## Activity:
This task calls for copying every line in the data below that contains the word "months".

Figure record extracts
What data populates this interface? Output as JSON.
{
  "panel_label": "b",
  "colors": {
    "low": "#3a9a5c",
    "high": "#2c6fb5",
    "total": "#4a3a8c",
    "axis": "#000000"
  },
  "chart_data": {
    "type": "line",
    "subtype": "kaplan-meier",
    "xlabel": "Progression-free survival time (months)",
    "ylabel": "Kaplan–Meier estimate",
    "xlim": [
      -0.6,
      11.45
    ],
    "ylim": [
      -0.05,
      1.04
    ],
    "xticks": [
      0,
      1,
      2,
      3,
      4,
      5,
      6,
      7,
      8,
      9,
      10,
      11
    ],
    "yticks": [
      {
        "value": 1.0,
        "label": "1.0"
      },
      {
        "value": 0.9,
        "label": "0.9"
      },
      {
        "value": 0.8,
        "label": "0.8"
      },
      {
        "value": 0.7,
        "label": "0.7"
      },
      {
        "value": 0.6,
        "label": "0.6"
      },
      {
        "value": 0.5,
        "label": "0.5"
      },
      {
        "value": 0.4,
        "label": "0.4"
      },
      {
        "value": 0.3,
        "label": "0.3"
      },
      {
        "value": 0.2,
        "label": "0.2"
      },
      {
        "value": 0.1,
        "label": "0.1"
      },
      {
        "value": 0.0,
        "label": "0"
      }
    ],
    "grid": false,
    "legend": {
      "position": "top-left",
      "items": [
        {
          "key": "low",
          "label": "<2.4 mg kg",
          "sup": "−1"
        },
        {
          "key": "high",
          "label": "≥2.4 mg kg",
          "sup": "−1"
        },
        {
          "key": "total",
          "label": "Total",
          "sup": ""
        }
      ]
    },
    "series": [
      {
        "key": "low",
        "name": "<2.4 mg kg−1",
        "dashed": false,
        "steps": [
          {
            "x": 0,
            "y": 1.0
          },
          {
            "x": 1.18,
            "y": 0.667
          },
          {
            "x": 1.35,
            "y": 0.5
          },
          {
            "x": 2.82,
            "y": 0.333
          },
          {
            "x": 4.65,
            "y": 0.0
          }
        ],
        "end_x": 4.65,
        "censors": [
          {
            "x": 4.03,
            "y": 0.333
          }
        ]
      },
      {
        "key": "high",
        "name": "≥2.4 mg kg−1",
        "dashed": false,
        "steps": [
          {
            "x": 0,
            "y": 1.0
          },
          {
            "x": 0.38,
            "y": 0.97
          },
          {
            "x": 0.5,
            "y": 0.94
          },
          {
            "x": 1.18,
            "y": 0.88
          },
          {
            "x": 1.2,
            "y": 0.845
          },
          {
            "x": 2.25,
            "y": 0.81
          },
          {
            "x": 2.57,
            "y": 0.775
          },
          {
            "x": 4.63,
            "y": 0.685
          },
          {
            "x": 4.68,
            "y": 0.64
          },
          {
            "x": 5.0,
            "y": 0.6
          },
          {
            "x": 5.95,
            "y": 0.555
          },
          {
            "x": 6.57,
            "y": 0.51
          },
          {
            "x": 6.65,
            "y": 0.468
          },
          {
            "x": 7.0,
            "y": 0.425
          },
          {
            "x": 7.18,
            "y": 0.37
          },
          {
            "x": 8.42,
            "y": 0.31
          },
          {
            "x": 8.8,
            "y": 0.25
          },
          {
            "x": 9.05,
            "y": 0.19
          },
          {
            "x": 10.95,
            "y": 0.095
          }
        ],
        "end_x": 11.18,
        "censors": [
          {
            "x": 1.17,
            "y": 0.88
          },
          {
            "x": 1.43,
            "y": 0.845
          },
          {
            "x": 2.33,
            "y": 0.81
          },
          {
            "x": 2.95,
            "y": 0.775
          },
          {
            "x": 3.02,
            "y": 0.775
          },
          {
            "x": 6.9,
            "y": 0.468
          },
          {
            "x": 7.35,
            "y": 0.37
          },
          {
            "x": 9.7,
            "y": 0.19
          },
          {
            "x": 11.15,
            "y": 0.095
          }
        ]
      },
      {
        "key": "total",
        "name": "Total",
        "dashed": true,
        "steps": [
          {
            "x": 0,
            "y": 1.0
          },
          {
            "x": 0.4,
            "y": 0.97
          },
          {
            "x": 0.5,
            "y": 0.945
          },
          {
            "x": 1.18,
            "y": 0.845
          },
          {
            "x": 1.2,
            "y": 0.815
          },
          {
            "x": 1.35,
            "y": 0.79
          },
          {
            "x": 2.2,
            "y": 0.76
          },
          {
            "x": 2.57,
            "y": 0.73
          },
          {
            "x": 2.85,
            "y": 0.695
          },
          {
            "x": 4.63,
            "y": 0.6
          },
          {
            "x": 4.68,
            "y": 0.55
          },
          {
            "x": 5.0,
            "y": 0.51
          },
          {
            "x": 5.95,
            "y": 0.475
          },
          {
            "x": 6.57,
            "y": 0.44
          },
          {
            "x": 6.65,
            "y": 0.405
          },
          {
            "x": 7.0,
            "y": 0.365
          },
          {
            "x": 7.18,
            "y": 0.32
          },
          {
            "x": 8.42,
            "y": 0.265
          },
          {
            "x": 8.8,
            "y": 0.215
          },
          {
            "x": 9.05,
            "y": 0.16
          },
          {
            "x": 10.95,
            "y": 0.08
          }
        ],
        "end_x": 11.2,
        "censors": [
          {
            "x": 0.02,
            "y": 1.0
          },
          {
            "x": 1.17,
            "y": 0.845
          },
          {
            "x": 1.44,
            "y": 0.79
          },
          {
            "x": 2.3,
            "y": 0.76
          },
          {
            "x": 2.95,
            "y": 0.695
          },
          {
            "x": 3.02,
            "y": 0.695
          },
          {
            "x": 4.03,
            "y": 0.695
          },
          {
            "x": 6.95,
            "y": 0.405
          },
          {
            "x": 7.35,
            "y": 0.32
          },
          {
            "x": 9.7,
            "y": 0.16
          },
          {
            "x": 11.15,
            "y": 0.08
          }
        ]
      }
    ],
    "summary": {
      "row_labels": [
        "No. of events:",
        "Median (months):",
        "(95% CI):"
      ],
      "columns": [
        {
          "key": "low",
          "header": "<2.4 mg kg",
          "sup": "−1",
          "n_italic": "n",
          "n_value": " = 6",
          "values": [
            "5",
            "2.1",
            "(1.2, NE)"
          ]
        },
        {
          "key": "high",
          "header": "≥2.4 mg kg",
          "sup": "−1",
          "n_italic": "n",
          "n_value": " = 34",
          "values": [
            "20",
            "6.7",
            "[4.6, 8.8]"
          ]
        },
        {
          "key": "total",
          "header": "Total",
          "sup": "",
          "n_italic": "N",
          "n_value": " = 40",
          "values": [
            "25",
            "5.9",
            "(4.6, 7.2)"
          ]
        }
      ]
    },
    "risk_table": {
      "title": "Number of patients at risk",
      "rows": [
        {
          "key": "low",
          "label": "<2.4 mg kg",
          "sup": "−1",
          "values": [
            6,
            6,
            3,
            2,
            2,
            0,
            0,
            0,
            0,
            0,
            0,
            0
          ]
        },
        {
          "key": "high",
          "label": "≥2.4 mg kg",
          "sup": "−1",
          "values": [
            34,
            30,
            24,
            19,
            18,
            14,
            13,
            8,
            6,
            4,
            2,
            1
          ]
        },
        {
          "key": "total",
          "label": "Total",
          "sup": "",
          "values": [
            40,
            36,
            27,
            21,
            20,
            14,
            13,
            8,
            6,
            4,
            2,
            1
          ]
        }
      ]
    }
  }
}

## Exercise answer:
    "xlabel": "Progression-free survival time (months)",
        "Median (months):",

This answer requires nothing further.